Stated exercise >>
Find the lines with the string "localhost" and return them.

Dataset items
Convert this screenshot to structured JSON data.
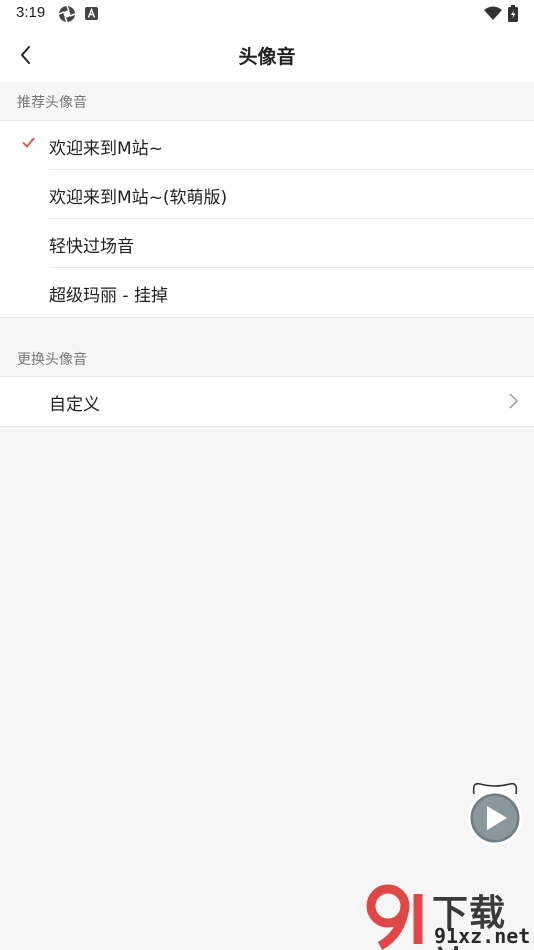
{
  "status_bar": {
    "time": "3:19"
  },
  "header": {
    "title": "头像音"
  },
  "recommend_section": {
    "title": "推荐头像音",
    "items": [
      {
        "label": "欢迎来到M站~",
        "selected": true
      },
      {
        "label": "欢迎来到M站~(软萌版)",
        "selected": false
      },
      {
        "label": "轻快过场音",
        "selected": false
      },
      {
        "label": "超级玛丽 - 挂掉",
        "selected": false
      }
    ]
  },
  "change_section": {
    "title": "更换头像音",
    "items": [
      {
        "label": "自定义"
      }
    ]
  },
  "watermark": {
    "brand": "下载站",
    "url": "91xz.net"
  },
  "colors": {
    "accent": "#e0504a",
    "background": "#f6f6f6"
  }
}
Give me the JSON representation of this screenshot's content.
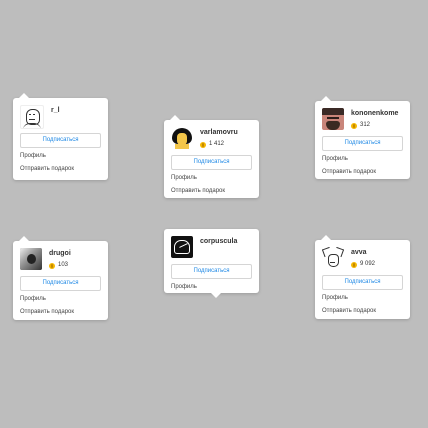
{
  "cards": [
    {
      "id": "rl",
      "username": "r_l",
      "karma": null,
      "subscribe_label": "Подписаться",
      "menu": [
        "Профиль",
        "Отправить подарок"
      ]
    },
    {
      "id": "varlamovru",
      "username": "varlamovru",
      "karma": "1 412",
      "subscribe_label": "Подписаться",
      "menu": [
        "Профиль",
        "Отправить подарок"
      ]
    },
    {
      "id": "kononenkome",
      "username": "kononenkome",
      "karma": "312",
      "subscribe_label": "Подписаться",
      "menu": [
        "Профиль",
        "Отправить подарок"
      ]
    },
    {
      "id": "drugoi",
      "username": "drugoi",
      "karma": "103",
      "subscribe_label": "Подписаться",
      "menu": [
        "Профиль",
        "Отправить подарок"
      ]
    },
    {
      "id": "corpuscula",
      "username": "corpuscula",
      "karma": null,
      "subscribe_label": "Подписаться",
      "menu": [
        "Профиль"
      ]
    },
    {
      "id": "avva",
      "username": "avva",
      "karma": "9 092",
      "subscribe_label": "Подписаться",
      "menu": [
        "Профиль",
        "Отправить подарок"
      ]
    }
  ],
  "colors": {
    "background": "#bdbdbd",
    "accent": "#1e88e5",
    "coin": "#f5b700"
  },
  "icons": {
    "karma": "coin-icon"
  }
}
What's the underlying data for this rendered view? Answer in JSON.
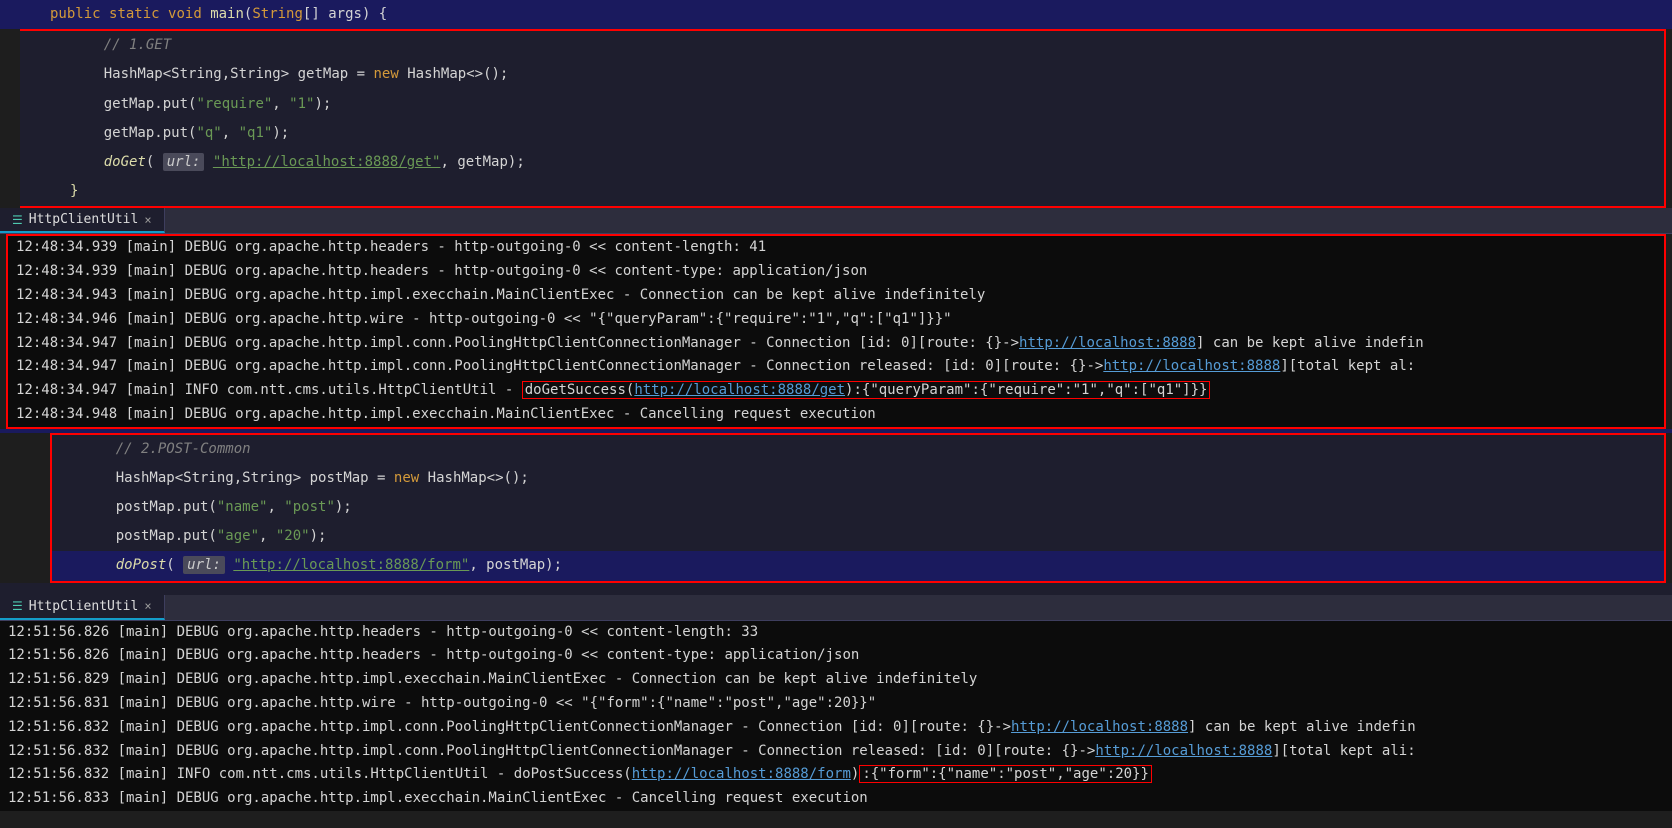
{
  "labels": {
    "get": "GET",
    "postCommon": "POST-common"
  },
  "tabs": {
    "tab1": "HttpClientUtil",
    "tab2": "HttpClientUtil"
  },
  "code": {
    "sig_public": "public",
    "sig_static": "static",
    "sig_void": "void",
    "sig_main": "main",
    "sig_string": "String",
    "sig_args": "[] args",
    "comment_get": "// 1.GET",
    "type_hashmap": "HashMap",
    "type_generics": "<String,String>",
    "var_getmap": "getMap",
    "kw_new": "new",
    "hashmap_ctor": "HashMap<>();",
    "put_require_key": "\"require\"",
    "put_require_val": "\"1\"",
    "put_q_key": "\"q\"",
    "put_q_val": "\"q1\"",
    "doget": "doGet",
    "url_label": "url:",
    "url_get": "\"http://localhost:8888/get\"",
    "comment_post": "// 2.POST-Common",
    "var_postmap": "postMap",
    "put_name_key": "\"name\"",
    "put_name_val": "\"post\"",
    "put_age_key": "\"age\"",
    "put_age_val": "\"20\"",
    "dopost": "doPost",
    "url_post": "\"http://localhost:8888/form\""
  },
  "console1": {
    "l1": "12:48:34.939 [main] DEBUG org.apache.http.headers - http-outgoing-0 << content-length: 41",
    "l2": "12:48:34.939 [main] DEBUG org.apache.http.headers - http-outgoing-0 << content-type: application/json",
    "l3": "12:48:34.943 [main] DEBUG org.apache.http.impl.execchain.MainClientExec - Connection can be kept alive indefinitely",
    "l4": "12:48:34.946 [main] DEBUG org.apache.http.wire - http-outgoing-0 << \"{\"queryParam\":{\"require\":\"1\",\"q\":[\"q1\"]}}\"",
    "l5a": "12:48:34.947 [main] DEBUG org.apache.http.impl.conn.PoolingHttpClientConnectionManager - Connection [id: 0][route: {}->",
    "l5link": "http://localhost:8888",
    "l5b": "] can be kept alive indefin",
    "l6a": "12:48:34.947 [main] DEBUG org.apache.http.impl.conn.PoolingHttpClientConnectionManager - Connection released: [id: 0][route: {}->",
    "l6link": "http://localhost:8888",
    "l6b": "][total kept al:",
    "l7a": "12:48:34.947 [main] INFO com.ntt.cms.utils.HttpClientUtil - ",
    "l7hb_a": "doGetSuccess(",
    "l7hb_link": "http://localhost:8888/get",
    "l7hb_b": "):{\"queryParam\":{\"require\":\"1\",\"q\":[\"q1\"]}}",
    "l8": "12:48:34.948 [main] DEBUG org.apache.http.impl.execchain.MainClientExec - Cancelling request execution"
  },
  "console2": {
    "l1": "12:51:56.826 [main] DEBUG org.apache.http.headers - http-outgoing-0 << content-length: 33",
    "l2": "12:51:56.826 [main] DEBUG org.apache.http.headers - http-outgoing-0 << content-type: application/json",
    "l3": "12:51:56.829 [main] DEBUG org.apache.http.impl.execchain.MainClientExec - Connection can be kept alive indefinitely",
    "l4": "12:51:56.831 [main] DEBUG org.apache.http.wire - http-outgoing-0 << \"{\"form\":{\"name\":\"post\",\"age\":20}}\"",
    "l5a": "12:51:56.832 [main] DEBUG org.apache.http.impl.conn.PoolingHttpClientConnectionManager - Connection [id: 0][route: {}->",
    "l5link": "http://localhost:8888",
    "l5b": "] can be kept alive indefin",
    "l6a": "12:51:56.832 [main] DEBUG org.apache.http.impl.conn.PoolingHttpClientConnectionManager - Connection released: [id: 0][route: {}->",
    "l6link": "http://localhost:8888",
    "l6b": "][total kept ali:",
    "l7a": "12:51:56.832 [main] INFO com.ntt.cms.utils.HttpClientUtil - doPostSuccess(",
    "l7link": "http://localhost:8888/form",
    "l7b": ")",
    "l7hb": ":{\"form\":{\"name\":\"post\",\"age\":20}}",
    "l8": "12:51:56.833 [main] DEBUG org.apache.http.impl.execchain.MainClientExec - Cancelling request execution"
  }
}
--
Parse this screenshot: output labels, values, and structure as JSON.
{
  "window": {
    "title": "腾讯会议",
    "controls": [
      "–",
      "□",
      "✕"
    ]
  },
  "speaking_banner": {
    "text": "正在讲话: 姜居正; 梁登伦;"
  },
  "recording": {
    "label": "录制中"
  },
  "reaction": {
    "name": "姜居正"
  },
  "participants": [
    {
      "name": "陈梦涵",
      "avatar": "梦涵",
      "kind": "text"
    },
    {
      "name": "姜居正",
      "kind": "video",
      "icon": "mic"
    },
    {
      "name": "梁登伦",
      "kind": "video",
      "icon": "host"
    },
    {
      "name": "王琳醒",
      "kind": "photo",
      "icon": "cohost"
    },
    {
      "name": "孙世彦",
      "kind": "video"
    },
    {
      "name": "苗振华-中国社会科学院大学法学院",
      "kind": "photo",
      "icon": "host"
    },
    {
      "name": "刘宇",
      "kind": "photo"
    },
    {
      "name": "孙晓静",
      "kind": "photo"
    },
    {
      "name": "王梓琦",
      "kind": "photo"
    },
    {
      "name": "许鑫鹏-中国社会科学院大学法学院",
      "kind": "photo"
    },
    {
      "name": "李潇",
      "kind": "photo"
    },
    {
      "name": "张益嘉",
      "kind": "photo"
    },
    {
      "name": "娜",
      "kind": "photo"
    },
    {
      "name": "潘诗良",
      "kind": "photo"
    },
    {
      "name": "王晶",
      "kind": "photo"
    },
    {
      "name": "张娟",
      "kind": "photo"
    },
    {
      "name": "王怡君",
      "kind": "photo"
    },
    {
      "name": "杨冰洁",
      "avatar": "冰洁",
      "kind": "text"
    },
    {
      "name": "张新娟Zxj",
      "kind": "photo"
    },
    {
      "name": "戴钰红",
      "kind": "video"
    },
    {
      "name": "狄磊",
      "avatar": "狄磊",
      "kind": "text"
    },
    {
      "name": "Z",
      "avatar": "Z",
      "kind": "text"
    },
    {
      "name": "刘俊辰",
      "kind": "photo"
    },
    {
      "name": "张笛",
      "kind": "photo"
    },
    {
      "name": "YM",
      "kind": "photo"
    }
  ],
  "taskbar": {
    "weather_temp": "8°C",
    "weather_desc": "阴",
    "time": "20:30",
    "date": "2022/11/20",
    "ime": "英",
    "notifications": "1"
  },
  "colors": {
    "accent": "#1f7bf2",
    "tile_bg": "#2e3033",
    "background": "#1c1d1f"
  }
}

Right answer >>
    "url_get": "\"http://localhost:8888/get\"",
    "url_post": "\"http://localhost:8888/form\""
    "l5link": "http://localhost:8888",
    "l6link": "http://localhost:8888",
    "l7hb_link": "http://localhost:8888/get",
    "l5link": "http://localhost:8888",
    "l6link": "http://localhost:8888",
    "l7link": "http://localhost:8888/form",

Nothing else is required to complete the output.